[Stored records]
--- START ---

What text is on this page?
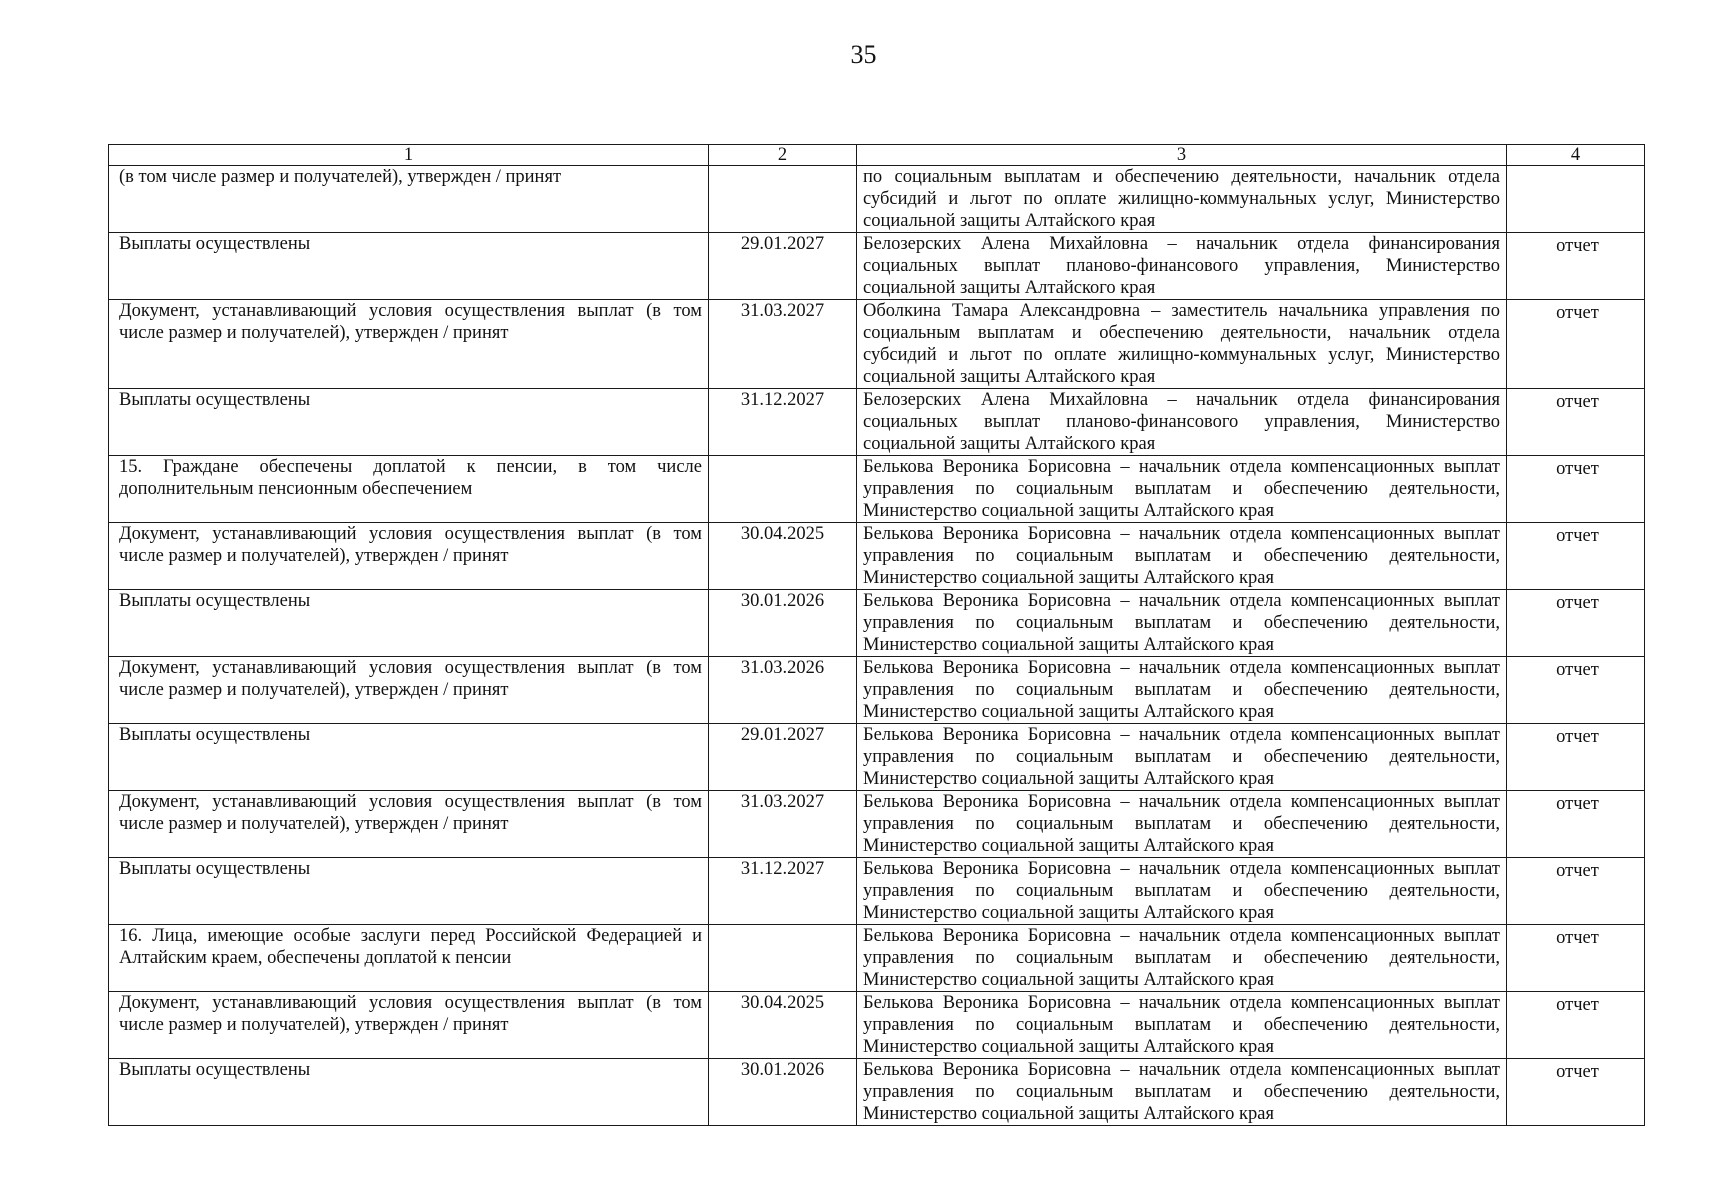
35
1	2	3	4
(в том числе размер и получателей), утвержден / принят		по социальным выплатам и обеспечению деятельности, начальник отдела субсидий и льгот по оплате жилищно-коммунальных услуг, Министерство социальной защиты Алтайского края	
Выплаты осуществлены	29.01.2027	Белозерских Алена Михайловна – начальник отдела финансирования социальных выплат планово-финансового управления, Министерство социальной защиты Алтайского края	отчет
Документ, устанавливающий условия осуществления выплат (в том числе размер и получателей), утвержден / принят	31.03.2027	Оболкина Тамара Александровна – заместитель начальника управления по социальным выплатам и обеспечению деятельности, начальник отдела субсидий и льгот по оплате жилищно-коммунальных услуг, Министерство социальной защиты Алтайского края	отчет
Выплаты осуществлены	31.12.2027	Белозерских Алена Михайловна – начальник отдела финансирования социальных выплат планово-финансового управления, Министерство социальной защиты Алтайского края	отчет
15. Граждане обеспечены доплатой к пенсии, в том числе дополнительным пенсионным обеспечением		Белькова Вероника Борисовна – начальник отдела компенсационных выплат управления по социальным выплатам и обеспечению деятельности, Министерство социальной защиты Алтайского края	отчет
Документ, устанавливающий условия осуществления выплат (в том числе размер и получателей), утвержден / принят	30.04.2025	Белькова Вероника Борисовна – начальник отдела компенсационных выплат управления по социальным выплатам и обеспечению деятельности, Министерство социальной защиты Алтайского края	отчет
Выплаты осуществлены	30.01.2026	Белькова Вероника Борисовна – начальник отдела компенсационных выплат управления по социальным выплатам и обеспечению деятельности, Министерство социальной защиты Алтайского края	отчет
Документ, устанавливающий условия осуществления выплат (в том числе размер и получателей), утвержден / принят	31.03.2026	Белькова Вероника Борисовна – начальник отдела компенсационных выплат управления по социальным выплатам и обеспечению деятельности, Министерство социальной защиты Алтайского края	отчет
Выплаты осуществлены	29.01.2027	Белькова Вероника Борисовна – начальник отдела компенсационных выплат управления по социальным выплатам и обеспечению деятельности, Министерство социальной защиты Алтайского края	отчет
Документ, устанавливающий условия осуществления выплат (в том числе размер и получателей), утвержден / принят	31.03.2027	Белькова Вероника Борисовна – начальник отдела компенсационных выплат управления по социальным выплатам и обеспечению деятельности, Министерство социальной защиты Алтайского края	отчет
Выплаты осуществлены	31.12.2027	Белькова Вероника Борисовна – начальник отдела компенсационных выплат управления по социальным выплатам и обеспечению деятельности, Министерство социальной защиты Алтайского края	отчет
16. Лица, имеющие особые заслуги перед Российской Федерацией и Алтайским краем, обеспечены доплатой к пенсии		Белькова Вероника Борисовна – начальник отдела компенсационных выплат управления по социальным выплатам и обеспечению деятельности, Министерство социальной защиты Алтайского края	отчет
Документ, устанавливающий условия осуществления выплат (в том числе размер и получателей), утвержден / принят	30.04.2025	Белькова Вероника Борисовна – начальник отдела компенсационных выплат управления по социальным выплатам и обеспечению деятельности, Министерство социальной защиты Алтайского края	отчет
Выплаты осуществлены	30.01.2026	Белькова Вероника Борисовна – начальник отдела компенсационных выплат управления по социальным выплатам и обеспечению деятельности, Министерство социальной защиты Алтайского края	отчет
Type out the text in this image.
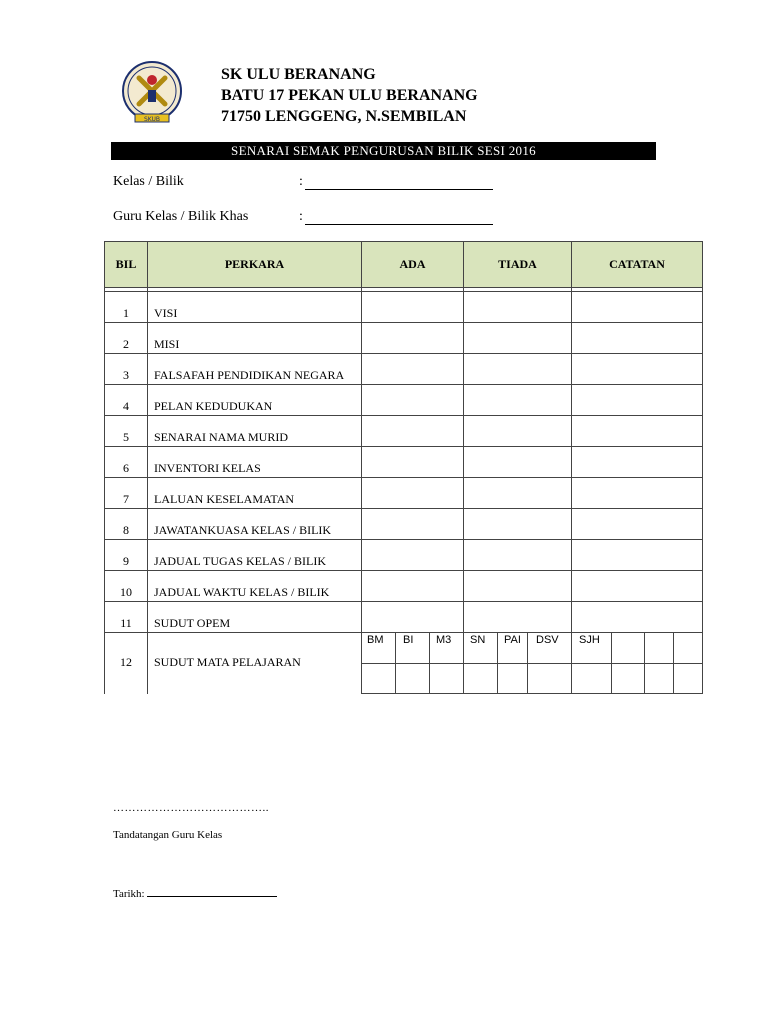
SKUB
SK ULU BERANANG
BATU 17 PEKAN ULU BERANANG
71750 LENGGENG, N.SEMBILAN
SENARAI SEMAK PENGURUSAN BILIK SESI 2016
Kelas / Bilik	:
Guru Kelas / Bilik Khas	:
BIL	PERKARA	ADA			TIADA			CATATAN			

1	VISI										
2	MISI										
3	FALSAFAH PENDIDIKAN NEGARA										
4	PELAN KEDUDUKAN										
5	SENARAI NAMA MURID										
6	INVENTORI KELAS										
7	LALUAN KESELAMATAN										
8	JAWATANKUASA KELAS / BILIK										
9	JADUAL TUGAS KELAS / BILIK										
10	JADUAL WAKTU KELAS / BILIK										
11	SUDUT OPEM										
12	SUDUT MATA PELAJARAN	BM	BI	M3	SN	PAI	DSV	SJH			

…………………………………..
Tandatangan Guru Kelas
Tarikh:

--- END ---

__What you need to do__: Pick out and copy every line that contains the word "услуг".

__Exercise output__:
(в том числе размер и получателей), утвержден / принят		по социальным выплатам и обеспечению деятельности, начальник отдела субсидий и льгот по оплате жилищно-коммунальных услуг, Министерство социальной защиты Алтайского края	
Документ, устанавливающий условия осуществления выплат (в том числе размер и получателей), утвержден / принят	31.03.2027	Оболкина Тамара Александровна – заместитель начальника управления по социальным выплатам и обеспечению деятельности, начальник отдела субсидий и льгот по оплате жилищно-коммунальных услуг, Министерство социальной защиты Алтайского края	отчет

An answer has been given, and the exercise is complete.